(Collected data entries)
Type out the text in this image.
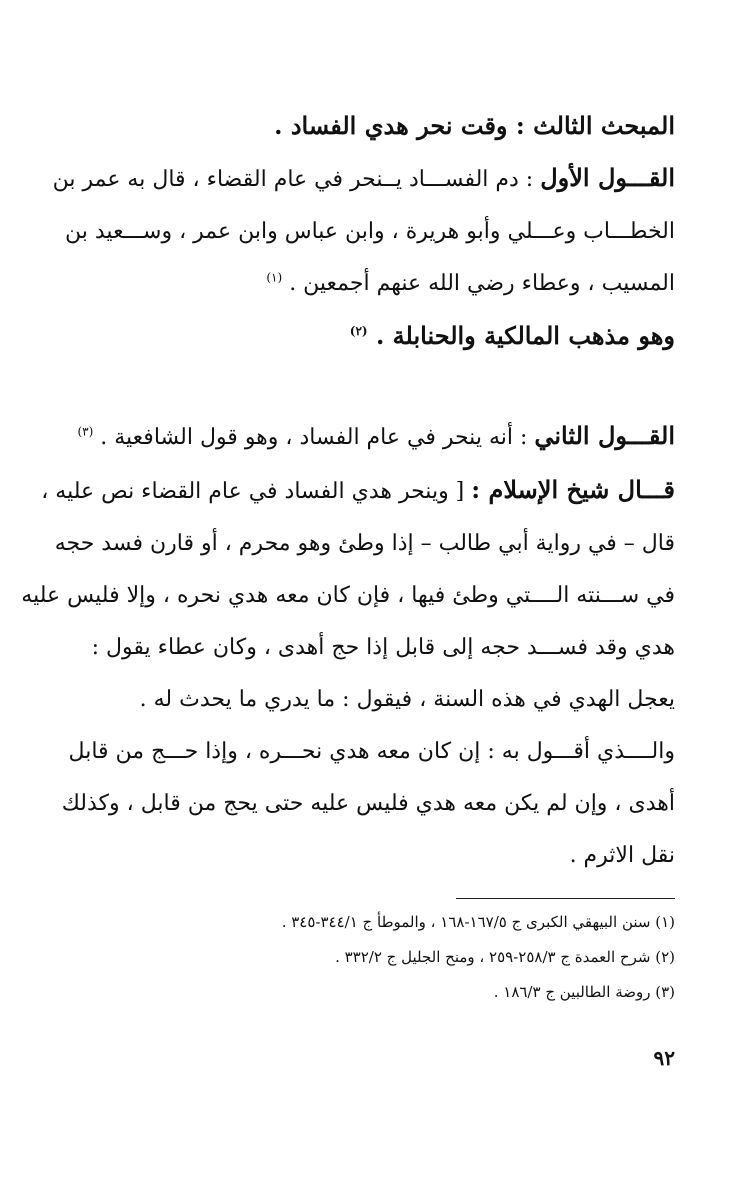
المبحث الثالث : وقت نحر هدي الفساد .

القـــول الأول : دم الفســـاد يــنحر في عام القضاء ، قال به عمر بن

الخطـــاب وعـــلي وأبو هريرة ، وابن عباس وابن عمر ، وســـعيد بن

المسيب ، وعطاء رضي الله عنهم أجمعين . $^{(١)}$

وهو مذهب المالكية والحنابلة . $^{(٢)}$

القـــول الثاني : أنه ينحر في عام الفساد ، وهو قول الشافعية . $^{(٣)}$

قـــال شيخ الإسلام : [ وينحر هدي الفساد في عام القضاء نص عليه ،

قال – في رواية أبي طالب – إذا وطئ وهو محرم ، أو قارن فسد حجه

في ســـنته الــــتي وطئ فيها ، فإن كان معه هدي نحره ، وإلا فليس عليه

هدي وقد فســـد حجه إلى قابل إذا حج أهدى ، وكان عطاء يقول :

يعجل الهدي في هذه السنة ، فيقول : ما يدري ما يحدث له .

والــــذي أقـــول به : إن كان معه هدي نحـــره ، وإذا حـــج من قابل

أهدى ، وإن لم يكن معه هدي فليس عليه حتى يحج من قابل ، وكذلك

نقل الاثرم .

(١) سنن البيهقي الكبرى ج ١٦٧/٥-١٦٨ ، والموطأ ج ٣٤٤/١-٣٤٥ .

(٢) شرح العمدة ج ٢٥٨/٣-٢٥٩ ، ومنح الجليل ج ٣٣٢/٢ .

(٣) روضة الطالبين ج ١٨٦/٣ .

٩٢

→ Work to be completed: Pull out every line above that holds the word "عليه".

→ Solution below:
قـــال شيخ الإسلام : [ وينحر هدي الفساد في عام القضاء نص عليه ،
في ســـنته الــــتي وطئ فيها ، فإن كان معه هدي نحره ، وإلا فليس عليه
أهدى ، وإن لم يكن معه هدي فليس عليه حتى يحج من قابل ، وكذلك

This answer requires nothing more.